About 30 Upper East Side residents hit the streets last Saturday to evaluate potential routes for crosstown bike lanes in their neighborhood.

UES_Bikes
There's only one crosstown bike route on the Upper East Side. These volunteers want to change that. Photo: Tom DeVito/Transportation Alternatives

For the "street scan" organized by Transportation Alternatives and Bike New York, the volunteers split up evenly between people on foot and people on bikes. Both groups surveyed three possible east-west routes to document current conditions for biking.

Currently, the Upper East Side has only one crosstown bike route, painted lanes along E. 90th and E. 91st streets. "And that’s woefully insufficient," said Joe Enoch, a neighborhood resident who participated in the street scan. "We’re long overdue to get a second crosstown bike lane to keep pedestrians and bicyclists safe."

The three routes surveyed were E. 61st Street/E. 62nd Street, E. 67th Street/E. 68th Street, and E. 72nd Street, which is a two-way street.

All three routes have heavy motor vehicle traffic and potentially high demand for bike travel. E. 61st Street and E. 62nd Street, for instance, are local streets that connect to the Queensboro Bridge.

Since 2012, there have been 19 traffic fatalities and 2,129 injuries on the Upper East Side, according to city data compiled by Transportation Alternatives. Five of those deaths occurred on the streets leading to or from the bridge.

With Citi Bike expanding from 59th Street to 86th Street on the Upper East Side this year, and more growth planned for next year, the need for safer bike connections is growing more urgent. More people are biking on the neighborhood's streets, but there is scant infrastructure to protect them.

On Saturday, street scan participants flagged turning drivers failing to yield at intersections as a major problem on the east-west streets. Transportation Alternatives organizer Tom DeVito also noted that double-parked cars and the threat of dooring created poor conditions for cycling.

Transportation Alternatives and Bike New York are compiling the results of the street scan to send to local City Council members and DOT to get the city to move faster on installing bike lanes. TA plans to send the report to the city by the end of next month.

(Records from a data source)
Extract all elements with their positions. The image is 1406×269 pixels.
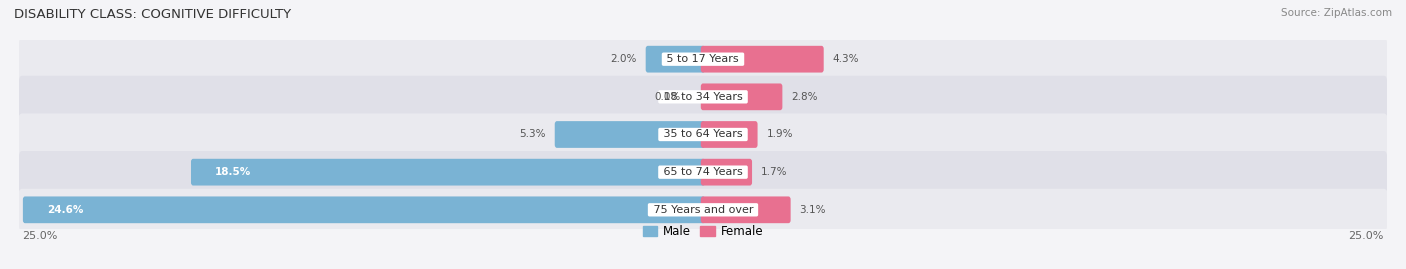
FancyBboxPatch shape xyxy=(20,189,1386,231)
Text: 24.6%: 24.6% xyxy=(48,205,83,215)
FancyBboxPatch shape xyxy=(700,159,752,186)
Text: 2.0%: 2.0% xyxy=(610,54,637,64)
Text: 2.8%: 2.8% xyxy=(792,92,818,102)
Text: 25.0%: 25.0% xyxy=(22,231,58,240)
Text: 18.5%: 18.5% xyxy=(215,167,252,177)
Text: 3.1%: 3.1% xyxy=(800,205,825,215)
FancyBboxPatch shape xyxy=(20,151,1386,193)
Text: 4.3%: 4.3% xyxy=(832,54,859,64)
Text: 0.0%: 0.0% xyxy=(655,92,681,102)
FancyBboxPatch shape xyxy=(20,38,1386,80)
FancyBboxPatch shape xyxy=(645,46,706,73)
FancyBboxPatch shape xyxy=(22,196,706,223)
Text: 1.9%: 1.9% xyxy=(766,129,793,140)
Text: 75 Years and over: 75 Years and over xyxy=(650,205,756,215)
Text: 18 to 34 Years: 18 to 34 Years xyxy=(659,92,747,102)
Text: DISABILITY CLASS: COGNITIVE DIFFICULTY: DISABILITY CLASS: COGNITIVE DIFFICULTY xyxy=(14,8,291,21)
Text: 5 to 17 Years: 5 to 17 Years xyxy=(664,54,742,64)
Text: 5.3%: 5.3% xyxy=(519,129,546,140)
FancyBboxPatch shape xyxy=(191,159,706,186)
FancyBboxPatch shape xyxy=(700,196,790,223)
Legend: Male, Female: Male, Female xyxy=(643,225,763,238)
Text: 1.7%: 1.7% xyxy=(761,167,787,177)
Text: 65 to 74 Years: 65 to 74 Years xyxy=(659,167,747,177)
FancyBboxPatch shape xyxy=(700,121,758,148)
FancyBboxPatch shape xyxy=(555,121,706,148)
FancyBboxPatch shape xyxy=(700,46,824,73)
Text: 25.0%: 25.0% xyxy=(1348,231,1384,240)
FancyBboxPatch shape xyxy=(700,83,782,110)
FancyBboxPatch shape xyxy=(20,76,1386,118)
Text: Source: ZipAtlas.com: Source: ZipAtlas.com xyxy=(1281,8,1392,18)
FancyBboxPatch shape xyxy=(20,114,1386,155)
Text: 35 to 64 Years: 35 to 64 Years xyxy=(659,129,747,140)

#### [WHAT YOU NEED TO DO]
a) In the article on Upper East Side bike lanes, which two organizations organized the street scan?
b) List every east-west route that the volunteers surveyed, according to the article on Upper East Side bike lanes.
c) Translate this sentence from the article on Upper East Side bike lanes into Spanish: "More people are biking on the neighborhood's streets, but there is scant infrastructure to protect them."

#### [TASK-BY-TASK OUTPUTS]
a) Transportation Alternatives and Bike New York.

b)
- E. 61st Street/E. 62nd Street
- E. 67th Street/E. 68th Street
- E. 72nd Street

c) Más personas andan en bicicleta por las calles del vecindario, pero hay escasa infraestructura para protegerlas.